(Dataset items)
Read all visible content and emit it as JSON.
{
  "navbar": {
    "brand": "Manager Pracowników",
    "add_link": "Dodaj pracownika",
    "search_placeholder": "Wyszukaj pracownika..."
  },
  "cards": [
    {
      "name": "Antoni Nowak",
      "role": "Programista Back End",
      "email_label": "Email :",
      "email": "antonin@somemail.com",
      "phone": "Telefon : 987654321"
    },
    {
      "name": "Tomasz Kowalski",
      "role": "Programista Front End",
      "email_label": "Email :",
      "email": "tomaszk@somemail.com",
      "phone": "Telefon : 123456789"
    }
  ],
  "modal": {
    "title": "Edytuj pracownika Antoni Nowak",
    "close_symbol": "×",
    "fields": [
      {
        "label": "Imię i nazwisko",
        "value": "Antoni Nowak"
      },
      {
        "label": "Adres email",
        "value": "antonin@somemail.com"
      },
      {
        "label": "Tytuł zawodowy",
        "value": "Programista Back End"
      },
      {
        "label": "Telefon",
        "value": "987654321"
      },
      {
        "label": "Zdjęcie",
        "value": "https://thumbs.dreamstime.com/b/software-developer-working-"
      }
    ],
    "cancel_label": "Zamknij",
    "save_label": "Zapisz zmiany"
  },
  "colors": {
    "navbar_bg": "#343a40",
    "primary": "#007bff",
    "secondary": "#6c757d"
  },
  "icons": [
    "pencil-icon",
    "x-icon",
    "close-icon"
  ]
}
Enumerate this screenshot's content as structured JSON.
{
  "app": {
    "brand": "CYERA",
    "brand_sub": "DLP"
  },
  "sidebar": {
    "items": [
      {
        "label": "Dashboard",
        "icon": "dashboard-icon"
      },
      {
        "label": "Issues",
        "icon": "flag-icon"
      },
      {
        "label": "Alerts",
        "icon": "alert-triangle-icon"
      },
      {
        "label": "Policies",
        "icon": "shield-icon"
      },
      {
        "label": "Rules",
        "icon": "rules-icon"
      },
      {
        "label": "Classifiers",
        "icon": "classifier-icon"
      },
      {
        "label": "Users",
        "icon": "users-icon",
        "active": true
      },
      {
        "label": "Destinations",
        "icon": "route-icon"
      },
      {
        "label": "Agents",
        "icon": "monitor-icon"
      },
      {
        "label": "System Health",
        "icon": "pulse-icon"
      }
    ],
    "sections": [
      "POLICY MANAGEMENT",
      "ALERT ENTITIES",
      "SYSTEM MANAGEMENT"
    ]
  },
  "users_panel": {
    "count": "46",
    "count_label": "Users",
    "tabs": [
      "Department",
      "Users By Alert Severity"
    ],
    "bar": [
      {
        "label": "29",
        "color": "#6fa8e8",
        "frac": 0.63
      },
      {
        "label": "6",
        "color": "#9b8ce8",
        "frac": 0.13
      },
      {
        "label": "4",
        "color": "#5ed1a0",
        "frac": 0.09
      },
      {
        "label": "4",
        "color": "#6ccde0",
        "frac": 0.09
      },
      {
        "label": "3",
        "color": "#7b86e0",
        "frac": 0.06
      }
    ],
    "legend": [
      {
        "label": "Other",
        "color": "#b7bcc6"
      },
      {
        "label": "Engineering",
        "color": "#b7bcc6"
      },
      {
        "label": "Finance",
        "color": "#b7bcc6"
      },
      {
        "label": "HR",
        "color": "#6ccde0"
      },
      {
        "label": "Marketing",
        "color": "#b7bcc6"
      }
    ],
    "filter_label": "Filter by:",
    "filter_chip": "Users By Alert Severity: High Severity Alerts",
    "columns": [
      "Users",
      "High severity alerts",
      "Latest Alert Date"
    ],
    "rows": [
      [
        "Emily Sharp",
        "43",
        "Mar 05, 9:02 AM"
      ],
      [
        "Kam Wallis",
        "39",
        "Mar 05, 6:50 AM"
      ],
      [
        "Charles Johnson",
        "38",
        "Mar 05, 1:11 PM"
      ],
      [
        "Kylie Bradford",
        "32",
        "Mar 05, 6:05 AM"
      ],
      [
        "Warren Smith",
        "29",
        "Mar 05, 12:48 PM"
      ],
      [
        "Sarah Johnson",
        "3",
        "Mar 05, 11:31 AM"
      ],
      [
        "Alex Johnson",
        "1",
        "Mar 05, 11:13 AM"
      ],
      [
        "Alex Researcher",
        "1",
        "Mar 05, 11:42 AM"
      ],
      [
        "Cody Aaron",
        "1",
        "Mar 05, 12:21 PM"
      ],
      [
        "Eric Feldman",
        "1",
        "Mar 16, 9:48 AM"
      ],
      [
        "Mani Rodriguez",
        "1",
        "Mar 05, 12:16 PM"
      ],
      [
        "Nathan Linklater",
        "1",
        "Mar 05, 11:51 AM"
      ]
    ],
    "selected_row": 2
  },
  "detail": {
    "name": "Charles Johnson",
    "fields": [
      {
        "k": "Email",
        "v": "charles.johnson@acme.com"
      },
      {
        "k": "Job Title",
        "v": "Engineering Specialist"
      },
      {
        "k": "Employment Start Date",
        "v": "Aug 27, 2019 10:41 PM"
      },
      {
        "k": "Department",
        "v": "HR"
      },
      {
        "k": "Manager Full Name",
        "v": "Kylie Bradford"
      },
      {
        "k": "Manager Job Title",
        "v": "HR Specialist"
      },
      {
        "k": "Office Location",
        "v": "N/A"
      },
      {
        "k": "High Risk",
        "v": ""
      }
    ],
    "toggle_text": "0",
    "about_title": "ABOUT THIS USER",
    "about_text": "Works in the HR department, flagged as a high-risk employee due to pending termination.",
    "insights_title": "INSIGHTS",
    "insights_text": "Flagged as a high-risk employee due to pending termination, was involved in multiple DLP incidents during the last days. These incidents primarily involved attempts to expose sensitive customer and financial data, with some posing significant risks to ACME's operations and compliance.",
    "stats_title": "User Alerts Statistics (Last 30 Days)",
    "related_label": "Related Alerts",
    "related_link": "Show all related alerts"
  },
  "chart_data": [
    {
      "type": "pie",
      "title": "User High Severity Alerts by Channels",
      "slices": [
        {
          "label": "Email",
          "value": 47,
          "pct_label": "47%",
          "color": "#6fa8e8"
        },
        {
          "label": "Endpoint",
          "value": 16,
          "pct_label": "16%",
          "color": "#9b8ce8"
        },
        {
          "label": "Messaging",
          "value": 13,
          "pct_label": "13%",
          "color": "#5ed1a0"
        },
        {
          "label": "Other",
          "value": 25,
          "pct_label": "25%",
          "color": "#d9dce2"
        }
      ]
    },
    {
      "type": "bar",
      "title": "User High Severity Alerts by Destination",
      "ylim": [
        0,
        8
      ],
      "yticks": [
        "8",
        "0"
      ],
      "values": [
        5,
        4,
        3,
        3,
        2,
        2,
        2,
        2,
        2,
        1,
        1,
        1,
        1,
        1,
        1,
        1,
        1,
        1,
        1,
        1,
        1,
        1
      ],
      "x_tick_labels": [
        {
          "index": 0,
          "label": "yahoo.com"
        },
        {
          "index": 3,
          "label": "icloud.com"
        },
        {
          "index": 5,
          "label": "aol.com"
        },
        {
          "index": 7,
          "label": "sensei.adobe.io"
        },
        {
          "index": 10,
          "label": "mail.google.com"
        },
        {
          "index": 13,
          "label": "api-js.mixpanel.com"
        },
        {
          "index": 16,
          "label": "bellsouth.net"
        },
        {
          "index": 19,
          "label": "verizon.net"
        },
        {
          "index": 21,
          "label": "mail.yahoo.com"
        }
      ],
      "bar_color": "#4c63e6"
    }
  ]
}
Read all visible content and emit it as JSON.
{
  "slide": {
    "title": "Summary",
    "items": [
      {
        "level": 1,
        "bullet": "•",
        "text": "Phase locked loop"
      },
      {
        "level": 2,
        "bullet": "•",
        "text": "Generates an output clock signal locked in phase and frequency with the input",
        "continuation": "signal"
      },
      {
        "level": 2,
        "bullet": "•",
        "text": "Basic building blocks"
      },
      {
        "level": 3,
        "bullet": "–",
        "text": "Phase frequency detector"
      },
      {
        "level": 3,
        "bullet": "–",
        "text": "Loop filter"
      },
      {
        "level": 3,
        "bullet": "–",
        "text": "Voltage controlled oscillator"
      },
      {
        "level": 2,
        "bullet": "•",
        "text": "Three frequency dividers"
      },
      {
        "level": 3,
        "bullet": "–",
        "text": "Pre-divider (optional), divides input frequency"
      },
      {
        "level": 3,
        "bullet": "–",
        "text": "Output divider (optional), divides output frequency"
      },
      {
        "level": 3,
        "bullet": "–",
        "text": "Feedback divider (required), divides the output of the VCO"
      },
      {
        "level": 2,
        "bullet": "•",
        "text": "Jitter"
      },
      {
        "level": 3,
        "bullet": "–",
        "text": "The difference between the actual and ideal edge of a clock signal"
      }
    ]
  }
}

:: Task directions ::
Pull every line containing "Date" out of the records.

:: Worked answer ::
      "Latest Alert Date"
        "k": "Employment Start Date",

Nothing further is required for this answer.